» **PROBLEM TO WORK ON**:
Sift the material for lines containing "next", and return them.

» **INPUT ROWS**:
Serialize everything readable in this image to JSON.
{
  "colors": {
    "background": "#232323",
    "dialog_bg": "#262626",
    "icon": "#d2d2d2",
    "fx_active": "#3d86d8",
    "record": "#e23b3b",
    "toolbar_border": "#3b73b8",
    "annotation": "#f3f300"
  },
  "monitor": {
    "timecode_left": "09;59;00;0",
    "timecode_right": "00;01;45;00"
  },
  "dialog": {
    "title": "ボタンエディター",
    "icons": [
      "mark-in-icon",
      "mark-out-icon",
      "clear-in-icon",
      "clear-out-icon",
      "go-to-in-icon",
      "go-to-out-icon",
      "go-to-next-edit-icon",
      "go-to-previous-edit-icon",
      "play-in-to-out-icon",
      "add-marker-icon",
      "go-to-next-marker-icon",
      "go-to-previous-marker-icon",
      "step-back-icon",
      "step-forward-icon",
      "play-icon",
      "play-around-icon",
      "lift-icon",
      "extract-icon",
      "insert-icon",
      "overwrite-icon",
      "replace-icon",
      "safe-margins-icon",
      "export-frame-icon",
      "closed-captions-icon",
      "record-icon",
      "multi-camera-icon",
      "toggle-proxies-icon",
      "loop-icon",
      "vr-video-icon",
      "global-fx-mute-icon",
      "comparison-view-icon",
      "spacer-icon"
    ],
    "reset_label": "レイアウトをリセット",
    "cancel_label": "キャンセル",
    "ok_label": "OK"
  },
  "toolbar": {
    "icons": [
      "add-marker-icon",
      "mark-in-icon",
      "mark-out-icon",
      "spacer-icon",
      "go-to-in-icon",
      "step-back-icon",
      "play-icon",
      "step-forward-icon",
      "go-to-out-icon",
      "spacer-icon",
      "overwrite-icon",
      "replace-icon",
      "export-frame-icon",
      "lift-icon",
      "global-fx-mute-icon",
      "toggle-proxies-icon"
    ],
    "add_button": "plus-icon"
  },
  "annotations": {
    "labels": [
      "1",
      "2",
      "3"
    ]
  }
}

» **WRITTEN REPLY**:
      "go-to-next-edit-icon",
      "go-to-next-marker-icon",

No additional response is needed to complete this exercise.